> **YOUR INSTRUCTIONS**
Restate the entire listing word for word.

═══ WORKING DATA ═══

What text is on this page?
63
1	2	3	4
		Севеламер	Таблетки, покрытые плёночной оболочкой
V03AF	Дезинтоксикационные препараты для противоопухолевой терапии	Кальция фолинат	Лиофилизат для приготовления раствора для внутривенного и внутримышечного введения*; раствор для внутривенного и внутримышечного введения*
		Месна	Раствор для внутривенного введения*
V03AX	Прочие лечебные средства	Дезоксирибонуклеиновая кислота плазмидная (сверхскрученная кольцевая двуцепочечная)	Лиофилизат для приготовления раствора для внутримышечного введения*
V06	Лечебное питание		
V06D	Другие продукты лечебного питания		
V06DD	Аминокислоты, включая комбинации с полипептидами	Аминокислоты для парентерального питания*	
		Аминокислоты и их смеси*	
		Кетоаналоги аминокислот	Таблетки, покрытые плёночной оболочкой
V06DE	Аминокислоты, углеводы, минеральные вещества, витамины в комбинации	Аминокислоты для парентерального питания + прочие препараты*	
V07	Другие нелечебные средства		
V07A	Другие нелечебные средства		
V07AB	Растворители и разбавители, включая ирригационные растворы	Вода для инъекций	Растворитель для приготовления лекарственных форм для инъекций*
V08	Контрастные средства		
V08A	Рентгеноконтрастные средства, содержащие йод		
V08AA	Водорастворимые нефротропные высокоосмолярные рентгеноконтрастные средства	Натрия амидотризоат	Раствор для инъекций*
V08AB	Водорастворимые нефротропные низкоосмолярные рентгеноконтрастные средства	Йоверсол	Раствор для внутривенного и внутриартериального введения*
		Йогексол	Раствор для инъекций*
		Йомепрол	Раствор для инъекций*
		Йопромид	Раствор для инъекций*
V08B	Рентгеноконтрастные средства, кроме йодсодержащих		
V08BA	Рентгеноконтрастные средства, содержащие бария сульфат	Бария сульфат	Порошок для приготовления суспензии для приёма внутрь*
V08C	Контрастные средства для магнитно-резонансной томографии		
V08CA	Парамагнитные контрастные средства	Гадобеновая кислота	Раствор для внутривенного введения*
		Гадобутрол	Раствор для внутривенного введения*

═══

> **ANSWER**
What text is on this page?
63
1	2	3	4
		Севеламер	Таблетки, покрытые плёночной оболочкой
V03AF	Дезинтоксикационные препараты для противоопухолевой терапии	Кальция фолинат	Лиофилизат для приготовления раствора для внутривенного и внутримышечного введения*; раствор для внутривенного и внутримышечного введения*
		Месна	Раствор для внутривенного введения*
V03AX	Прочие лечебные средства	Дезоксирибонуклеиновая кислота плазмидная (сверхскрученная кольцевая двуцепочечная)	Лиофилизат для приготовления раствора для внутримышечного введения*
V06	Лечебное питание		
V06D	Другие продукты лечебного питания		
V06DD	Аминокислоты, включая комбинации с полипептидами	Аминокислоты для парентерального питания*	
		Аминокислоты и их смеси*	
		Кетоаналоги аминокислот	Таблетки, покрытые плёночной оболочкой
V06DE	Аминокислоты, углеводы, минеральные вещества, витамины в комбинации	Аминокислоты для парентерального питания + прочие препараты*	
V07	Другие нелечебные средства		
V07A	Другие нелечебные средства		
V07AB	Растворители и разбавители, включая ирригационные растворы	Вода для инъекций	Растворитель для приготовления лекарственных форм для инъекций*
V08	Контрастные средства		
V08A	Рентгеноконтрастные средства, содержащие йод		
V08AA	Водорастворимые нефротропные высокоосмолярные рентгеноконтрастные средства	Натрия амидотризоат	Раствор для инъекций*
V08AB	Водорастворимые нефротропные низкоосмолярные рентгеноконтрастные средства	Йоверсол	Раствор для внутривенного и внутриартериального введения*
		Йогексол	Раствор для инъекций*
		Йомепрол	Раствор для инъекций*
		Йопромид	Раствор для инъекций*
V08B	Рентгеноконтрастные средства, кроме йодсодержащих		
V08BA	Рентгеноконтрастные средства, содержащие бария сульфат	Бария сульфат	Порошок для приготовления суспензии для приёма внутрь*
V08C	Контрастные средства для магнитно-резонансной томографии		
V08CA	Парамагнитные контрастные средства	Гадобеновая кислота	Раствор для внутривенного введения*
		Гадобутрол	Раствор для внутривенного введения*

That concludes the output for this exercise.